Print the entries verbatim, leaving out the images they contain.

++++++

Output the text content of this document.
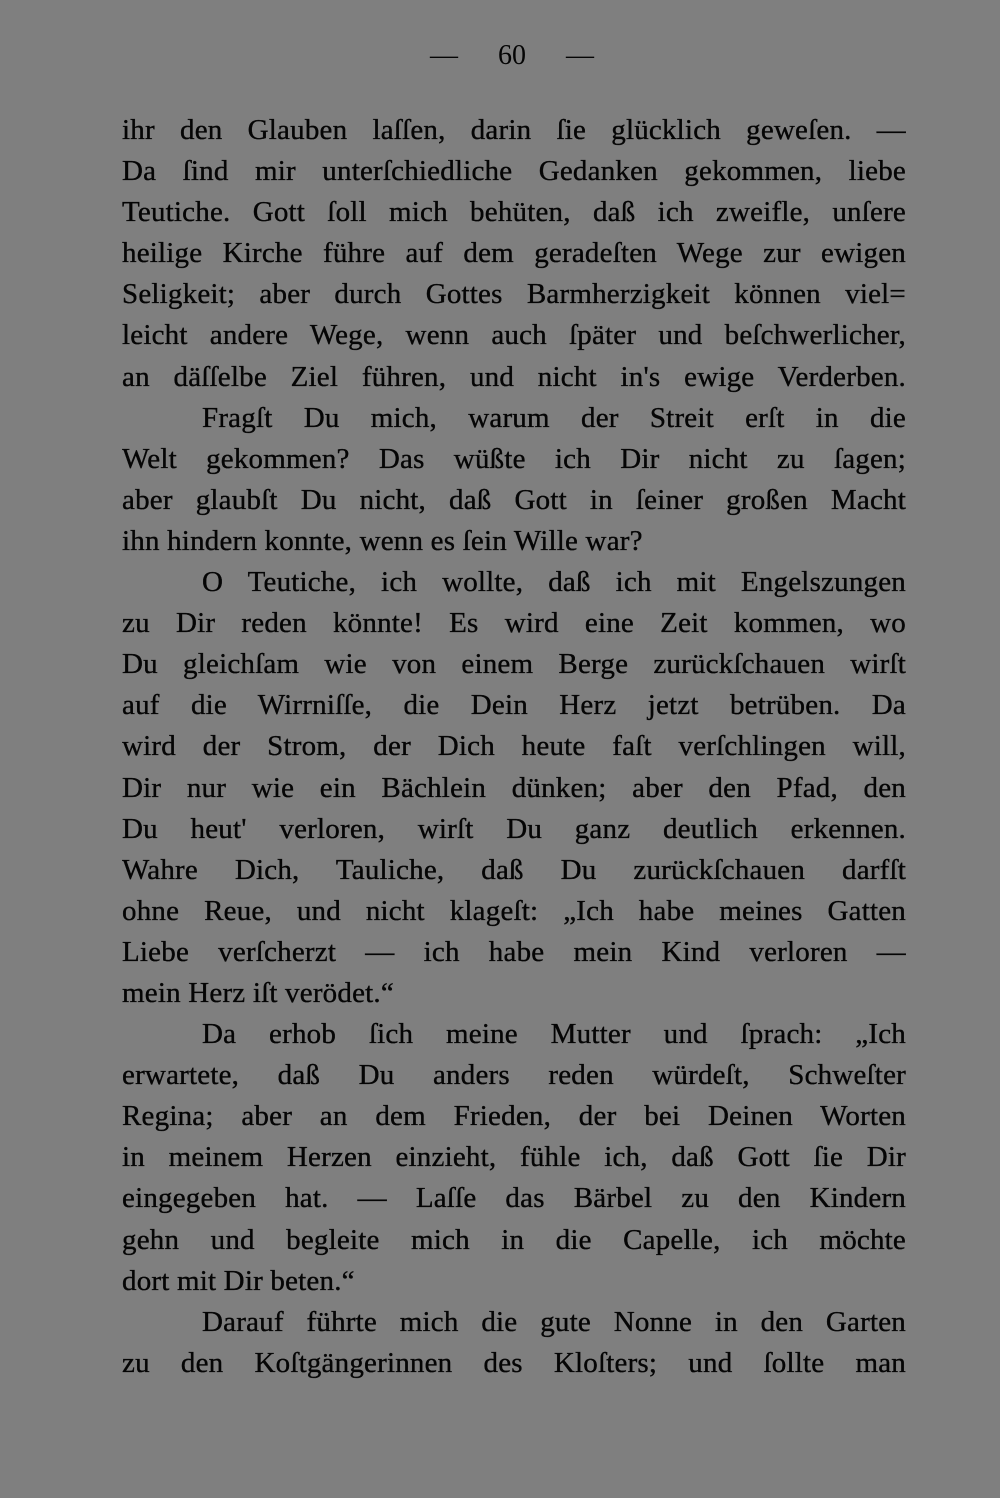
— 60 —
ihr den Glauben laſſen, darin ſie glücklich geweſen. —
Da ſind mir unterſchiedliche Gedanken gekommen, liebe
Teutiche. Gott ſoll mich behüten, daß ich zweifle, unſere
heilige Kirche führe auf dem geradeſten Wege zur ewigen
Seligkeit; aber durch Gottes Barmherzigkeit können viel=
leicht andere Wege, wenn auch ſpäter und beſchwerlicher,
an däſſelbe Ziel führen, und nicht in's ewige Verderben.
Fragſt Du mich, warum der Streit erſt in die
Welt gekommen? Das wüßte ich Dir nicht zu ſagen;
aber glaubſt Du nicht, daß Gott in ſeiner großen Macht
ihn hindern konnte, wenn es ſein Wille war?
O Teutiche, ich wollte, daß ich mit Engelszungen
zu Dir reden könnte! Es wird eine Zeit kommen, wo
Du gleichſam wie von einem Berge zurückſchauen wirſt
auf die Wirrniſſe, die Dein Herz jetzt betrüben. Da
wird der Strom, der Dich heute faſt verſchlingen will,
Dir nur wie ein Bächlein dünken; aber den Pfad, den
Du heut' verloren, wirſt Du ganz deutlich erkennen.
Wahre Dich, Tauliche, daß Du zurückſchauen darfſt
ohne Reue, und nicht klageſt: „Ich habe meines Gatten
Liebe verſcherzt — ich habe mein Kind verloren —
mein Herz iſt verödet.“
Da erhob ſich meine Mutter und ſprach: „Ich
erwartete, daß Du anders reden würdeſt, Schweſter
Regina; aber an dem Frieden, der bei Deinen Worten
in meinem Herzen einzieht, fühle ich, daß Gott ſie Dir
eingegeben hat. — Laſſe das Bärbel zu den Kindern
gehn und begleite mich in die Capelle, ich möchte
dort mit Dir beten.“
Darauf führte mich die gute Nonne in den Garten
zu den Koſtgängerinnen des Kloſters; und ſollte man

++++++

--- WRITTEN RESPONSE ---
Output the text content of this document.
— 60 —
ihr den Glauben laſſen, darin ſie glücklich geweſen. —
Da ſind mir unterſchiedliche Gedanken gekommen, liebe
Teutiche. Gott ſoll mich behüten, daß ich zweifle, unſere
heilige Kirche führe auf dem geradeſten Wege zur ewigen
Seligkeit; aber durch Gottes Barmherzigkeit können viel=
leicht andere Wege, wenn auch ſpäter und beſchwerlicher,
an däſſelbe Ziel führen, und nicht in's ewige Verderben.
Fragſt Du mich, warum der Streit erſt in die
Welt gekommen? Das wüßte ich Dir nicht zu ſagen;
aber glaubſt Du nicht, daß Gott in ſeiner großen Macht
ihn hindern konnte, wenn es ſein Wille war?
O Teutiche, ich wollte, daß ich mit Engelszungen
zu Dir reden könnte! Es wird eine Zeit kommen, wo
Du gleichſam wie von einem Berge zurückſchauen wirſt
auf die Wirrniſſe, die Dein Herz jetzt betrüben. Da
wird der Strom, der Dich heute faſt verſchlingen will,
Dir nur wie ein Bächlein dünken; aber den Pfad, den
Du heut' verloren, wirſt Du ganz deutlich erkennen.
Wahre Dich, Tauliche, daß Du zurückſchauen darfſt
ohne Reue, und nicht klageſt: „Ich habe meines Gatten
Liebe verſcherzt — ich habe mein Kind verloren —
mein Herz iſt verödet.“
Da erhob ſich meine Mutter und ſprach: „Ich
erwartete, daß Du anders reden würdeſt, Schweſter
Regina; aber an dem Frieden, der bei Deinen Worten
in meinem Herzen einzieht, fühle ich, daß Gott ſie Dir
eingegeben hat. — Laſſe das Bärbel zu den Kindern
gehn und begleite mich in die Capelle, ich möchte
dort mit Dir beten.“
Darauf führte mich die gute Nonne in den Garten
zu den Koſtgängerinnen des Kloſters; und ſollte man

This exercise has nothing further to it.